> **Selected text**:
Flalalaa, all the patrolling klingon was dead and John aproach Kirk. He asked about the number of the torpedo that Mr. Sulu (John Cho) threaten to use if John didn't surrender himself. Kirk said 72 and John surrender almost after Kirk said 72 (and that moment, something clicked in my brain. I remember perfectly well about the scene in a teaser where John said "I can give you 72." And I said to myself. "So the torpedo does have something in it. That's why it's a secret").
Flalalaa, they escorted John to a cellar (?) <This scene remind me of the scene where the S.H.I.E.L.D. escorted Loki to his confinement.> [John didn't say anything, but dear God, I really can't help myself. Cumberbatch does have that eerily calm demeanour that make the back of my hair stands. Soo cool and hnnnnggg. *brb away to calm myself*
FAAAKKK. I CAN'T STOP THINKING ABOUT HIM EVEN AFTER I LEFT THE CINEMA. EVEN AFTER MY REHEARSAL, EVEN AFTER I GOT TO MY BEDSIT. EVEN NOW.] (Wow, it didn't work. If anything, it make it worse)

> **Problem 1**: In the movie recap, what number did Kirk give when asked how many torpedoes there were?
> **Problem 2**: Do these statements agree with the movie recap? For each, answer yes or no and quote the words that decide it. (a) The escort scene reminded the writer of S.H.I.E.L.D. escorting Loki. (b) John spoke at length while being escorted to the cellar. (c) The writer stopped thinking about him once out of the cinema.
> **Problem 3**: Can you carry the movie recap on from its last line, keeping its voice?

> **Extracted data**:
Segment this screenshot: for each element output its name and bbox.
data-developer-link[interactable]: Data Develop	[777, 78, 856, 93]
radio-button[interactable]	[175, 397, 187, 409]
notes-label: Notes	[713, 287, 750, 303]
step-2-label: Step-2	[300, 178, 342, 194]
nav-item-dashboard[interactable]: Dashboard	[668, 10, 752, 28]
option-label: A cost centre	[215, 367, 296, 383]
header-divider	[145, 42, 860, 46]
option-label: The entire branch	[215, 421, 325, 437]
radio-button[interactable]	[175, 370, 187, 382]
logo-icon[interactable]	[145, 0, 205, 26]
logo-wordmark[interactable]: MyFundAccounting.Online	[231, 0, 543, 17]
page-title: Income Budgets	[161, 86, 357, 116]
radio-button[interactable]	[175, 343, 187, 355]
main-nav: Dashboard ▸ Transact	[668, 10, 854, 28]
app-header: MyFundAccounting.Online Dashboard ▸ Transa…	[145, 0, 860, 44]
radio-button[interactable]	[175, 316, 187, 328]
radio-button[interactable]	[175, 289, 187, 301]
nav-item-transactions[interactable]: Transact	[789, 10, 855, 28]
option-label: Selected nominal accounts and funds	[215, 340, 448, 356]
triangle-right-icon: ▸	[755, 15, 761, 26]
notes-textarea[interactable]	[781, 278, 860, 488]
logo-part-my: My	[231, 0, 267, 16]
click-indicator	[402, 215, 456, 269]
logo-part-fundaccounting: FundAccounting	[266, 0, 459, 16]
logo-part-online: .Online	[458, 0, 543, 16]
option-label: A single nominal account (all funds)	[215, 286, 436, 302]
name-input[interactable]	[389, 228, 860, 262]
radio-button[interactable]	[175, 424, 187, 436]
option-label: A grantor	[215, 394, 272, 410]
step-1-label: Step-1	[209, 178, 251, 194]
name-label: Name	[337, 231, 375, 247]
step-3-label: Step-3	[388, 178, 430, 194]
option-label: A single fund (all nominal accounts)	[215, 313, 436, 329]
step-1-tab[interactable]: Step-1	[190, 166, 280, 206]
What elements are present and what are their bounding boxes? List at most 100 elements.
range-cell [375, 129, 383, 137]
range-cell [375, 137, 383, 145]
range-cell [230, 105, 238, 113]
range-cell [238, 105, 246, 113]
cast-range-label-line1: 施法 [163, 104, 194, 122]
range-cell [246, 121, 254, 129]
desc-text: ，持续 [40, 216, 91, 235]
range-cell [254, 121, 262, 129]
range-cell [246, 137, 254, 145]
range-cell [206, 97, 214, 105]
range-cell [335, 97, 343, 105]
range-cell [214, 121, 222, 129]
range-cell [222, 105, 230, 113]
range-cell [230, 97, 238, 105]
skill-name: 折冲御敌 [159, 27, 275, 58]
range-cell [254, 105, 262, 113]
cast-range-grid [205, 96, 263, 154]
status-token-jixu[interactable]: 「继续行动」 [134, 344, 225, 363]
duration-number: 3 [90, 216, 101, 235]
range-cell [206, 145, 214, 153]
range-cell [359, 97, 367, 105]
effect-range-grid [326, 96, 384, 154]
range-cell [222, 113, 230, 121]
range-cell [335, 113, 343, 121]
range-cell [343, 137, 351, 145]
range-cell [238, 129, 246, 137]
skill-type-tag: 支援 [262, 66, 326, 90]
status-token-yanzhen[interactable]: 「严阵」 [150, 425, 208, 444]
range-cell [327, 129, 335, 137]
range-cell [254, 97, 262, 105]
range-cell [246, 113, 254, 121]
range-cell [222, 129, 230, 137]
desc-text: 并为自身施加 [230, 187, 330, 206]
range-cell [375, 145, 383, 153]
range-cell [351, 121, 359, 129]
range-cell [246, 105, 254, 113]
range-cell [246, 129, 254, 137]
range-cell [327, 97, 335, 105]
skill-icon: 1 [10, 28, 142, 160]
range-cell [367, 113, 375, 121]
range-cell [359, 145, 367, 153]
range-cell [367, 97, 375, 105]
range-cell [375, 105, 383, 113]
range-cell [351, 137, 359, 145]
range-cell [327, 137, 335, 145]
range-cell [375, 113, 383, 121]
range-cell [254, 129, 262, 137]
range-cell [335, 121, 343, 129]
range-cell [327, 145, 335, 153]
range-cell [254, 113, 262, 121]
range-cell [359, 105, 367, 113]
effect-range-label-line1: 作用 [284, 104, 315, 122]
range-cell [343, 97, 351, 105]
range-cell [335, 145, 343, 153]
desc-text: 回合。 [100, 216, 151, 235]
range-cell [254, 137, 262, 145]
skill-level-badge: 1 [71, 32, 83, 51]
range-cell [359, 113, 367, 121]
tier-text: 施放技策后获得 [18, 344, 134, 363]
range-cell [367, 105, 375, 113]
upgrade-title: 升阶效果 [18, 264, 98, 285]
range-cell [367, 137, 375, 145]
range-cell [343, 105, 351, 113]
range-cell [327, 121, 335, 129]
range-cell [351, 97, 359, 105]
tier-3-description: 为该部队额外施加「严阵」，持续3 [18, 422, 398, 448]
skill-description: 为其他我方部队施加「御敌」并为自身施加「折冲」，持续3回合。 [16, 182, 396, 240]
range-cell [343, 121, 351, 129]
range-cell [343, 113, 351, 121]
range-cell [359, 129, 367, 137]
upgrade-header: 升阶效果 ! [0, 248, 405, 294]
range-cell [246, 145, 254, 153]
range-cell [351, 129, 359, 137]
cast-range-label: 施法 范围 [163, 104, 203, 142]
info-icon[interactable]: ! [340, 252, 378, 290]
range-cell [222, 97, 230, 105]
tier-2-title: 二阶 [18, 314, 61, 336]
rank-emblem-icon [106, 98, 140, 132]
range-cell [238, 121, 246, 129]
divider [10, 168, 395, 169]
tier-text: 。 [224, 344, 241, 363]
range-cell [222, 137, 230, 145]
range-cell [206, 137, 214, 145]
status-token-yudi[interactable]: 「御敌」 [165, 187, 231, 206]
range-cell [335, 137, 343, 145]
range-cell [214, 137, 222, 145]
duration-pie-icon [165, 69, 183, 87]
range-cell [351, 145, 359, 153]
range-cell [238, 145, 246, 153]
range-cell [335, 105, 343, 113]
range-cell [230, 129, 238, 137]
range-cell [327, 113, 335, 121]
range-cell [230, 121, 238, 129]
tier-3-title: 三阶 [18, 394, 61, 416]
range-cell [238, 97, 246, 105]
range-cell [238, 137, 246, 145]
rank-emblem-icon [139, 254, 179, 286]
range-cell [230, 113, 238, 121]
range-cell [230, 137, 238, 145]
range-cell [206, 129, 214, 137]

> **Answer area 1**: 72

> **Answer area 2**:
(a) Yes: "This scene remind me of the scene where the S.H.I.E.L.D. escorted Loki to his confinement."
(b) No: "John didn't say anything"
(c) No: "I CAN'T STOP THINKING ABOUT HIM EVEN AFTER I LEFT THE CINEMA."

> **Answer area 3**:
Got to the cellar, yadda-yadda-yadda, John arousing Kirk's temperament. And YES BABY THE CELLAR SCENE FROM 'I ALLOW IT' TEASER! FOR GOD SAKES, I'VE BEEN PREPARING MYSELF NOT TO SQUEE OR DOING SOMETHING STUPID. BUT GOD HELP ME, I QUOTED ALL OF MY BABY BENEDICT'S LINES. ALL. OF. HIS. LINES. MEANS I CAN'T HEAR WHAT HE SAID BECAUSE MY VOICE (even though I just whispered the words) STOPPING ME FROM HEARING THOSE DEEP, SEXY AND OH-SO-FUCKING-HELP-ME-VELVETY-SMOOTH-BARITONE VOICE OF HIS. GAAAAHHH!! *pulling hairs*
So fucking sexy. How does he manage to do that? I mean, DID HE KNOW THAT HE JUST KILL HALF OF HIS FANS JUST FROM TALKING WITH THAT FUCKING VOICE LIKE A FUCKING... Idk. I HAD EARGASM MY EARS ALMOST BLEED.
"Captain you're gonna punch me again, over and over until your arms weaken. Clearly you want to, so tell me why did you allow me to live?"
(I bit the inside of my mouth at the 'clearly you want to' part, because that's soooo SHERLOCK!)
"I surrender to you because despite your attempt to convince me otherways you seem to have a conscience, Mr. Kirk. If you did not than it will be impossible for me to convince you of the truth. 23174611 coordinate not far from earth. If you want to know, why I did what I did. Go and take a look."
"I can give you 72. And they're on board your ship, captain. They have been. All along."
I'm sorry I can't quote Kirk's lines because I don't have it on my working memory. FghJhghjkhgfhjks THE SCENE IS SOO AFHGFDFGHJHGFGHJGFUUUUUDGE. FROM THE MOMENT I SAW THE TEASER I SAID THAT THIS WILL BE MY FAVOURITE SCENE AND I WAS RIGHT! MY KNEES WEAKEN AND FLALALAA HE'S SO FUCKING PERFECT.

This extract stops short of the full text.